Tekst ćwiczenia:
Czy pracodawca, który mnie zatrudnia na umowie o pracę, ma prawo testować mnie na obecność COVID-19? – takie pytanie wpłynęło do Państwowej Inspekcji Pracy.
Jak relacjonuje pracownik, który zwrócił się do PIP, wysłał on pracodawcy swój sprzeciw. „Nie zgadzam się na testowanie. Czy pracodawca ma podstawę prawną, aby mnie zwolnić lub zastosować karę porządkową?” - czytamy w skierowanym do Inspekcji pytaniu.
W odpowiedzi PIP wskazała, że zgodnie z art. 15 Kodeksu pracy pracodawca jest obowiązany zapewnić pracownikom bezpieczne i higieniczne warunki pracy. Jednak ta powinność - jak zaznaczyła Inspekcja - nie może być równoznaczna z kierowaniem pracownika na badania czy szczepienia, których obowiązek wykonania nie wynika wprost z przepisów prawa.

Wykonaj polecenia:
1) Wypisz wszystkie różne określenia, którymi tekst nazywa Państwową Inspekcję Pracy, w formie, w jakiej w nim występują.
2) Proszę zaktualizować fragment tekstu od słów "Czy pracodawca, który" aż do słów "z przepisów prawa." włącznie, zamieniając "COVID-19" na "SARS-CoV-2".
Opieraj się wyłącznie na tekście.

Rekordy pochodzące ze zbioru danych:

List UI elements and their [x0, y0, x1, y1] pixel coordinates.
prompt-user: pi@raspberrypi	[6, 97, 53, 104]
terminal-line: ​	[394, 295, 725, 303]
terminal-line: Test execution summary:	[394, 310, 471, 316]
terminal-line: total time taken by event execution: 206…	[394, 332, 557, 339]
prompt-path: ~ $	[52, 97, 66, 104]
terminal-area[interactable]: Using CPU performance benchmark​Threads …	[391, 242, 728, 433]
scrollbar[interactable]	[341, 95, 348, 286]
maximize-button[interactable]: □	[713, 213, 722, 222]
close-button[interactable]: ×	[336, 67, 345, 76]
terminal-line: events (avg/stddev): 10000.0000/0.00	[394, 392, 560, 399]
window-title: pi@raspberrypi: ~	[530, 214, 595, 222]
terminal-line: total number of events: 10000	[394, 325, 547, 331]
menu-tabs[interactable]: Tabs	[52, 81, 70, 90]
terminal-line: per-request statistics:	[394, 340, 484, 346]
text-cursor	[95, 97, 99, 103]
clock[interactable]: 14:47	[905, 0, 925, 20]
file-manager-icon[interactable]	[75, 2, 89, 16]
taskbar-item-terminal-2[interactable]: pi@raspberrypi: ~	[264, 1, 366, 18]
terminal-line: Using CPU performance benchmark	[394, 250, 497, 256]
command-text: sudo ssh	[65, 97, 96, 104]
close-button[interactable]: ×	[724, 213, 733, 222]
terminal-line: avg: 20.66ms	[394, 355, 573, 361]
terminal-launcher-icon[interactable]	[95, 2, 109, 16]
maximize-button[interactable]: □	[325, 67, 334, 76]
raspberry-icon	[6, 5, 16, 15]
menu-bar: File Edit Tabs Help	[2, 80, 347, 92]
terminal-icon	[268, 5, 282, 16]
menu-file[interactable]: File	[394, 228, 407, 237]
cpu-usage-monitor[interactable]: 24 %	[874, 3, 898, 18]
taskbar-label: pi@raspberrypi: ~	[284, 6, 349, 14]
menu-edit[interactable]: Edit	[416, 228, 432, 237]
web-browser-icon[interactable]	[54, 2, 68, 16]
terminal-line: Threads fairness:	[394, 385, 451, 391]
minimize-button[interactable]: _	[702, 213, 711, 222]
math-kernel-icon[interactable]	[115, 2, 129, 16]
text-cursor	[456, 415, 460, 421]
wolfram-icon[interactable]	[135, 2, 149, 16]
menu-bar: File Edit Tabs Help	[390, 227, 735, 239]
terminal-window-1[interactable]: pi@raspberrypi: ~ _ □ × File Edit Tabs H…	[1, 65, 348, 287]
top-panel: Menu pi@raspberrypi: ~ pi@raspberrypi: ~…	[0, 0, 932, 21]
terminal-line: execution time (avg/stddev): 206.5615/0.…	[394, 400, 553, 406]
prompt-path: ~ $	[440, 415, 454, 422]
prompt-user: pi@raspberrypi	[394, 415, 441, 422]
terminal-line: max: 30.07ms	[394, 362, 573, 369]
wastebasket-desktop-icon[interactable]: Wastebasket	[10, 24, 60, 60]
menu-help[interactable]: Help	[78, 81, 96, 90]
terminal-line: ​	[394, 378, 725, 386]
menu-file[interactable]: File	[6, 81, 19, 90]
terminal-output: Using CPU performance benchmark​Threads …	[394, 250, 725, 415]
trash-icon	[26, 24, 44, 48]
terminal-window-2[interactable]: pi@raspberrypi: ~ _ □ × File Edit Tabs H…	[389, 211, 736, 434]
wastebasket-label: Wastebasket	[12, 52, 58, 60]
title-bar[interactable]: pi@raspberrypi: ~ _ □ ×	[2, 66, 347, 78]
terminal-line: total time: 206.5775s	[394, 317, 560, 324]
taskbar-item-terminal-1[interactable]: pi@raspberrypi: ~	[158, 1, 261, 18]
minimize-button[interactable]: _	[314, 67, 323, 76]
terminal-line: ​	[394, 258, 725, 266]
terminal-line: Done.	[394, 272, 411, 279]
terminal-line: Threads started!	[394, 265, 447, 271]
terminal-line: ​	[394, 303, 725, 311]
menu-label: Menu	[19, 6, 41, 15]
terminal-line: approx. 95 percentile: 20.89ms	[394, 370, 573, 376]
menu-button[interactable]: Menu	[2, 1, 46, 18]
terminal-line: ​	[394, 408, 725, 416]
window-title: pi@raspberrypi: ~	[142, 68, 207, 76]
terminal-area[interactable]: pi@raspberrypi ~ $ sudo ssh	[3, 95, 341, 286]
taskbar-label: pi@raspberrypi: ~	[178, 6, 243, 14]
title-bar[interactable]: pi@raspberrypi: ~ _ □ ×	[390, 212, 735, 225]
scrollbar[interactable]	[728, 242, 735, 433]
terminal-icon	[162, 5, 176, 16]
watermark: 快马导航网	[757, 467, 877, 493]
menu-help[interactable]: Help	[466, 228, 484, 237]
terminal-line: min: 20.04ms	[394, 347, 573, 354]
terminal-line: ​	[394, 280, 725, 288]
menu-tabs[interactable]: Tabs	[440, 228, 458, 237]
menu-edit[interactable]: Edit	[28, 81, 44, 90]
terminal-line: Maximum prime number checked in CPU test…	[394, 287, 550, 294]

Odpowiedzi do ćwiczenia:
1) „Państwowej Inspekcji Pracy”, „PIP”, „Inspekcji”, „Inspekcja”

2)
Czy pracodawca, który mnie zatrudnia na umowie o pracę, ma prawo testować mnie na obecność SARS-CoV-2? – takie pytanie wpłynęło do Państwowej Inspekcji Pracy.
Jak relacjonuje pracownik, który zwrócił się do PIP, wysłał on pracodawcy swój sprzeciw. „Nie zgadzam się na testowanie. Czy pracodawca ma podstawę prawną, aby mnie zwolnić lub zastosować karę porządkową?” - czytamy w skierowanym do Inspekcji pytaniu.
W odpowiedzi PIP wskazała, że zgodnie z art. 15 Kodeksu pracy pracodawca jest obowiązany zapewnić pracownikom bezpieczne i higieniczne warunki pracy. Jednak ta powinność - jak zaznaczyła Inspekcja - nie może być równoznaczna z kierowaniem pracownika na badania czy szczepienia, których obowiązek wykonania nie wynika wprost z przepisów prawa.